Records excerpted from a collection:
>> START
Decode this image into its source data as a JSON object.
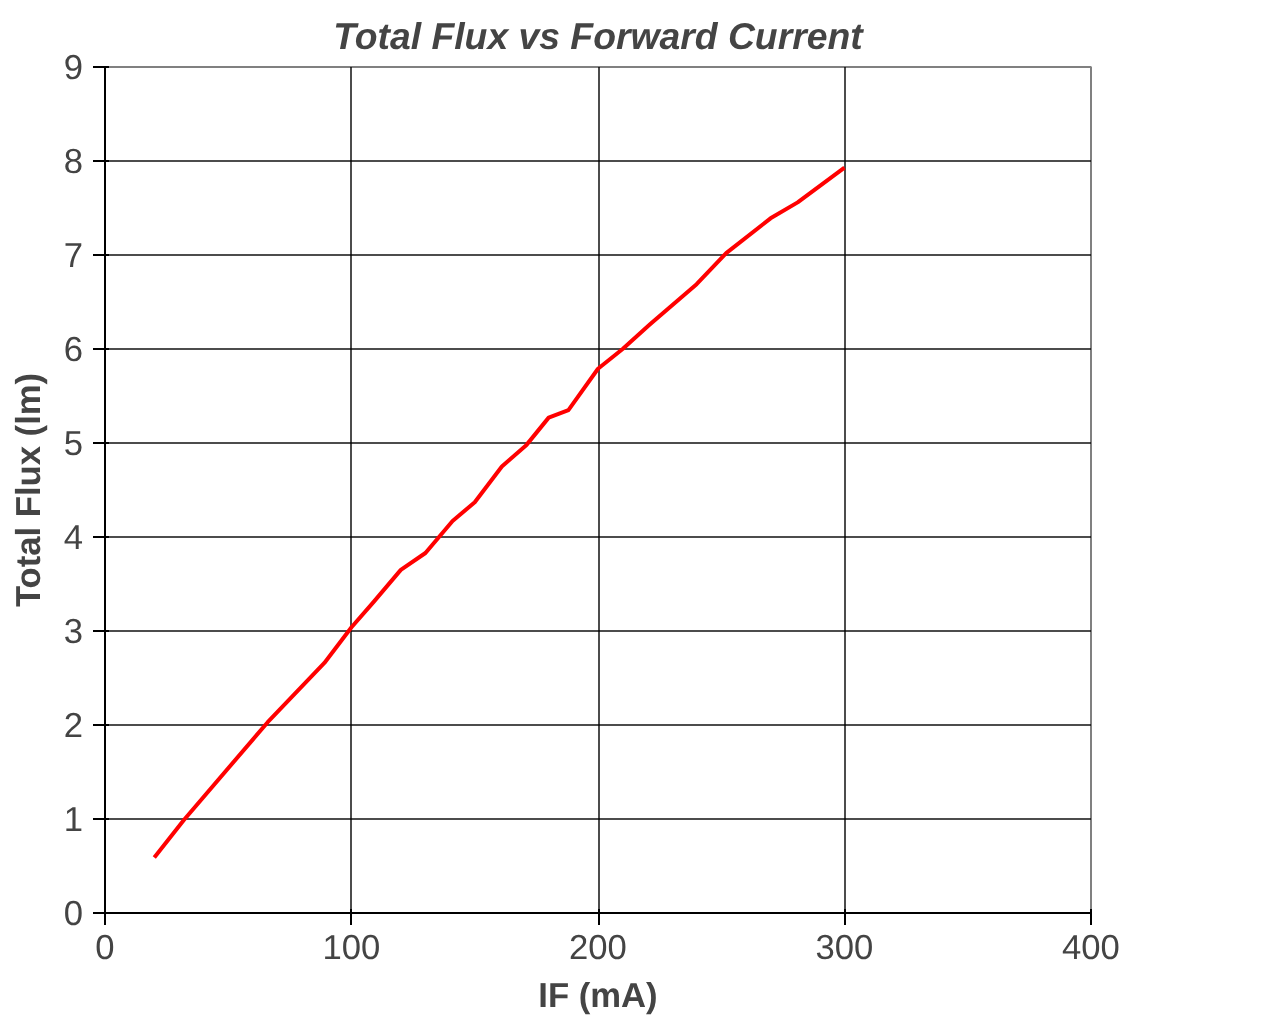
{
  "chart_data": {
    "type": "line",
    "title": "Total Flux vs Forward Current",
    "xlabel": "IF (mA)",
    "ylabel": "Total Flux (lm)",
    "x": [
      20,
      32,
      66,
      89,
      100,
      109,
      120,
      130,
      141,
      150,
      161,
      171,
      180,
      188,
      200,
      210,
      221,
      240,
      252,
      270,
      281,
      300
    ],
    "series": [
      {
        "color": "#ff0000",
        "values": [
          0.59,
          0.99,
          2.03,
          2.66,
          3.04,
          3.31,
          3.65,
          3.83,
          4.17,
          4.37,
          4.75,
          4.98,
          5.27,
          5.35,
          5.79,
          6.0,
          6.26,
          6.69,
          7.02,
          7.39,
          7.56,
          7.93
        ]
      }
    ],
    "xlim": [
      0,
      400
    ],
    "ylim": [
      0,
      9
    ],
    "xticks": [
      0,
      100,
      200,
      300,
      400
    ],
    "yticks": [
      0,
      1,
      2,
      3,
      4,
      5,
      6,
      7,
      8,
      9
    ],
    "grid": true,
    "marker": "none",
    "line_style": "solid"
  }
}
>> END
- What the task requires -
Quote in full the listing given above; the images are to be left out.

- Exercise solution -
Decode this image into its source data as a JSON object.
{
  "chart_data": {
    "type": "line",
    "title": "Total Flux vs Forward Current",
    "xlabel": "IF (mA)",
    "ylabel": "Total Flux (lm)",
    "x": [
      20,
      32,
      66,
      89,
      100,
      109,
      120,
      130,
      141,
      150,
      161,
      171,
      180,
      188,
      200,
      210,
      221,
      240,
      252,
      270,
      281,
      300
    ],
    "series": [
      {
        "color": "#ff0000",
        "values": [
          0.59,
          0.99,
          2.03,
          2.66,
          3.04,
          3.31,
          3.65,
          3.83,
          4.17,
          4.37,
          4.75,
          4.98,
          5.27,
          5.35,
          5.79,
          6.0,
          6.26,
          6.69,
          7.02,
          7.39,
          7.56,
          7.93
        ]
      }
    ],
    "xlim": [
      0,
      400
    ],
    "ylim": [
      0,
      9
    ],
    "xticks": [
      0,
      100,
      200,
      300,
      400
    ],
    "yticks": [
      0,
      1,
      2,
      3,
      4,
      5,
      6,
      7,
      8,
      9
    ],
    "grid": true,
    "marker": "none",
    "line_style": "solid"
  }
}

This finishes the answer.